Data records
******************************

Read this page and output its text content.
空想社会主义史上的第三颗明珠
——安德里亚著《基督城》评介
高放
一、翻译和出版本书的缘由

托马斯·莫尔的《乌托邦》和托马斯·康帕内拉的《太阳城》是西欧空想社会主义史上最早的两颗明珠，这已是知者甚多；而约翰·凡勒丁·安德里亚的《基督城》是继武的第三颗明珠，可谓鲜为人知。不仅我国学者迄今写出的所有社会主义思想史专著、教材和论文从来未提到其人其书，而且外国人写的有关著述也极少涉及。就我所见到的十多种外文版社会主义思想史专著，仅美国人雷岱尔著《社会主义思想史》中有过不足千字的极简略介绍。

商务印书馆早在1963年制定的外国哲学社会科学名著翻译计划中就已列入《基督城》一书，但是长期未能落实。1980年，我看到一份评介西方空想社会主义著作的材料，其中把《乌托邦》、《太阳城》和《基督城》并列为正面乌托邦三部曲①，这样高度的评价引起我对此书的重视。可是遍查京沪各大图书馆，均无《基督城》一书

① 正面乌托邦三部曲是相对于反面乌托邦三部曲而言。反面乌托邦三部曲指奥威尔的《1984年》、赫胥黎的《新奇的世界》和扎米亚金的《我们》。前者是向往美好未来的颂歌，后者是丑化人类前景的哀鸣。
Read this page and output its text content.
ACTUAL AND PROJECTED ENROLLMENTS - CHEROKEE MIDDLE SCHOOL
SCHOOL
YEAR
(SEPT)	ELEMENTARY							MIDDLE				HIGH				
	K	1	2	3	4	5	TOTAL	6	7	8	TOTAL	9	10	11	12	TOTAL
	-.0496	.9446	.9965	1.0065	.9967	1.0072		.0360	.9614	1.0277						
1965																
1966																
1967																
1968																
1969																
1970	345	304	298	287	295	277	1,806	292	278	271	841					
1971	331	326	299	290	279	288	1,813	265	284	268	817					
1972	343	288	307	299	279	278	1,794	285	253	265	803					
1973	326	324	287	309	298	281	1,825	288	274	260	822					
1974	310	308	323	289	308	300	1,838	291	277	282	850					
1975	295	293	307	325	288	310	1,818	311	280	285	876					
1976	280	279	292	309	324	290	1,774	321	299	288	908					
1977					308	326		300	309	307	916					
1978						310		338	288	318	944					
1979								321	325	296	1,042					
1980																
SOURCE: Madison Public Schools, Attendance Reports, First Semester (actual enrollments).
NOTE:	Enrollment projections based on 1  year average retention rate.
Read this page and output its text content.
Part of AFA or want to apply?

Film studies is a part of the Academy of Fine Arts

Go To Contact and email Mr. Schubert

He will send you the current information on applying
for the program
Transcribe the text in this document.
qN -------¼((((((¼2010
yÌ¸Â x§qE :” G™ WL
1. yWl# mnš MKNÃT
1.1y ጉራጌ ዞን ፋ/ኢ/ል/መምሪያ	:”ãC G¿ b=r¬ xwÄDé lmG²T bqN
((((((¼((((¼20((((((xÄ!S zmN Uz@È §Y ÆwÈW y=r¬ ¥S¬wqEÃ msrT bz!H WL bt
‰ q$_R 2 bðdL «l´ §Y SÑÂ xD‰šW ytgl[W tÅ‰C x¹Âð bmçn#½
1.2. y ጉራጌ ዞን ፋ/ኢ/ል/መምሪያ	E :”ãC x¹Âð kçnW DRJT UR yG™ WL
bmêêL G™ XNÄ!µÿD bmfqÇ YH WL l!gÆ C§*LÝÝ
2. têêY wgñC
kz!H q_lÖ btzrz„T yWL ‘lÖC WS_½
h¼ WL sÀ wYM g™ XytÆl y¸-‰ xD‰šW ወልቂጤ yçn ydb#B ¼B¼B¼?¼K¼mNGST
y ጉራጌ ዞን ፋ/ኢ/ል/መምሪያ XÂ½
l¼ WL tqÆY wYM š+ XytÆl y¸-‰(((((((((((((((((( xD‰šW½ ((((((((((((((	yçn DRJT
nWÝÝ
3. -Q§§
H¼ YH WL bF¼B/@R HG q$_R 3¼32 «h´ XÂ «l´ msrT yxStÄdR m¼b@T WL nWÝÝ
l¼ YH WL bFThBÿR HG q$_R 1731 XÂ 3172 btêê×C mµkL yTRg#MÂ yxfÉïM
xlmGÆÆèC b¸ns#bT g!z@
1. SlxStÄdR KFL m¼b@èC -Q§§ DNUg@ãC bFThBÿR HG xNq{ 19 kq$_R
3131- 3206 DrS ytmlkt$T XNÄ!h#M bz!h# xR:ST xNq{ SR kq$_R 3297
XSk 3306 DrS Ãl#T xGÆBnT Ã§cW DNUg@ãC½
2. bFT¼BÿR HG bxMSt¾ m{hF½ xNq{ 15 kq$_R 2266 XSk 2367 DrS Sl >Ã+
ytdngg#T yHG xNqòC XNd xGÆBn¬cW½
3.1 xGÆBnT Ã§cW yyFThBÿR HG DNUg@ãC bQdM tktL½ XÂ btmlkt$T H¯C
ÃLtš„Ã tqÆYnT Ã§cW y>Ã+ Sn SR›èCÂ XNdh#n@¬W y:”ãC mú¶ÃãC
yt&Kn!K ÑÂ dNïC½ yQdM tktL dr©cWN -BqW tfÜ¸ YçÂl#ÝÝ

******************************

Return every line in the listing that contains the word "መምሪያ".

1.1y ጉራጌ ዞን ፋ/ኢ/ል/መምሪያ	:”ãC G¿ b=r¬ xwÄDé lmG²T bqN
1.2. y ጉራጌ ዞን ፋ/ኢ/ል/መምሪያ	E :”ãC x¹Âð kçnW DRJT UR yG™ WL
y ጉራጌ ዞን ፋ/ኢ/ል/መምሪያ XÂ½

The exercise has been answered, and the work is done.